Provided data
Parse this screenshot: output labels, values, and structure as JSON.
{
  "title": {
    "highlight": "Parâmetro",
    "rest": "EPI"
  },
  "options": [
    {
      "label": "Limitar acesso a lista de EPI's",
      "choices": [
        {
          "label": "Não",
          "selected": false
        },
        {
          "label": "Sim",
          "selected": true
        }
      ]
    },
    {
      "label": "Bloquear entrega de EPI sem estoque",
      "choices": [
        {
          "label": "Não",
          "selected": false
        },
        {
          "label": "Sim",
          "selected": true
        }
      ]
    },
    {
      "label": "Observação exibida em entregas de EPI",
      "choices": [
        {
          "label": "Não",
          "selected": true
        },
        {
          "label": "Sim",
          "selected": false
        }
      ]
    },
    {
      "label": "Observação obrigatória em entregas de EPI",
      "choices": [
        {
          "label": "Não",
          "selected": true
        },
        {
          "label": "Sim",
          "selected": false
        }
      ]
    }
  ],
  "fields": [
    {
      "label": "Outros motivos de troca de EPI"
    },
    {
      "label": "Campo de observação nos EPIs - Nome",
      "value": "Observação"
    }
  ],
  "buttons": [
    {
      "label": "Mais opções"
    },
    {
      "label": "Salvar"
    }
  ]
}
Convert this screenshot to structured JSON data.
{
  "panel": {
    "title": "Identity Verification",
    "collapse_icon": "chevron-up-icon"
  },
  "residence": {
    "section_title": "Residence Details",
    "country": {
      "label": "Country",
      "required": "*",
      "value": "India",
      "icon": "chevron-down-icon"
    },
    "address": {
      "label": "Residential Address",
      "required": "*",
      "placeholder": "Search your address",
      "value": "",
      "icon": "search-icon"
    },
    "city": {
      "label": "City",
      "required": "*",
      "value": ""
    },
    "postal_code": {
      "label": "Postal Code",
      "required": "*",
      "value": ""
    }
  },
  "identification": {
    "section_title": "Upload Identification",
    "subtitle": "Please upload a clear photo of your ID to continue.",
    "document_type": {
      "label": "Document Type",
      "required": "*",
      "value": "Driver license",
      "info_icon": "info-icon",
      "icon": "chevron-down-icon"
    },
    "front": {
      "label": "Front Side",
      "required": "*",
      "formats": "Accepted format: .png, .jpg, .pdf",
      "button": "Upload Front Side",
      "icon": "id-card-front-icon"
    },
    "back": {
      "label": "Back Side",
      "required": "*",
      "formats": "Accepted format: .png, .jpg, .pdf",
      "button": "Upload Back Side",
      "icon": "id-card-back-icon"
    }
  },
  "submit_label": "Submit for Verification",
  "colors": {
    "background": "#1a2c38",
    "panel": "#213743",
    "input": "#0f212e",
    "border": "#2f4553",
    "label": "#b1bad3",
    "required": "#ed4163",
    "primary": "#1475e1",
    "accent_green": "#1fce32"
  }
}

Given problem
Repeat the material from above exactly, word for word.

Output below
Parse this screenshot: output labels, values, and structure as JSON.
{
  "title": {
    "highlight": "Parâmetro",
    "rest": "EPI"
  },
  "options": [
    {
      "label": "Limitar acesso a lista de EPI's",
      "choices": [
        {
          "label": "Não",
          "selected": false
        },
        {
          "label": "Sim",
          "selected": true
        }
      ]
    },
    {
      "label": "Bloquear entrega de EPI sem estoque",
      "choices": [
        {
          "label": "Não",
          "selected": false
        },
        {
          "label": "Sim",
          "selected": true
        }
      ]
    },
    {
      "label": "Observação exibida em entregas de EPI",
      "choices": [
        {
          "label": "Não",
          "selected": true
        },
        {
          "label": "Sim",
          "selected": false
        }
      ]
    },
    {
      "label": "Observação obrigatória em entregas de EPI",
      "choices": [
        {
          "label": "Não",
          "selected": true
        },
        {
          "label": "Sim",
          "selected": false
        }
      ]
    }
  ],
  "fields": [
    {
      "label": "Outros motivos de troca de EPI"
    },
    {
      "label": "Campo de observação nos EPIs - Nome",
      "value": "Observação"
    }
  ],
  "buttons": [
    {
      "label": "Mais opções"
    },
    {
      "label": "Salvar"
    }
  ]
}
Convert this screenshot to structured JSON data.
{
  "panel": {
    "title": "Identity Verification",
    "collapse_icon": "chevron-up-icon"
  },
  "residence": {
    "section_title": "Residence Details",
    "country": {
      "label": "Country",
      "required": "*",
      "value": "India",
      "icon": "chevron-down-icon"
    },
    "address": {
      "label": "Residential Address",
      "required": "*",
      "placeholder": "Search your address",
      "value": "",
      "icon": "search-icon"
    },
    "city": {
      "label": "City",
      "required": "*",
      "value": ""
    },
    "postal_code": {
      "label": "Postal Code",
      "required": "*",
      "value": ""
    }
  },
  "identification": {
    "section_title": "Upload Identification",
    "subtitle": "Please upload a clear photo of your ID to continue.",
    "document_type": {
      "label": "Document Type",
      "required": "*",
      "value": "Driver license",
      "info_icon": "info-icon",
      "icon": "chevron-down-icon"
    },
    "front": {
      "label": "Front Side",
      "required": "*",
      "formats": "Accepted format: .png, .jpg, .pdf",
      "button": "Upload Front Side",
      "icon": "id-card-front-icon"
    },
    "back": {
      "label": "Back Side",
      "required": "*",
      "formats": "Accepted format: .png, .jpg, .pdf",
      "button": "Upload Back Side",
      "icon": "id-card-back-icon"
    }
  },
  "submit_label": "Submit for Verification",
  "colors": {
    "background": "#1a2c38",
    "panel": "#213743",
    "input": "#0f212e",
    "border": "#2f4553",
    "label": "#b1bad3",
    "required": "#ed4163",
    "primary": "#1475e1",
    "accent_green": "#1fce32"
  }
}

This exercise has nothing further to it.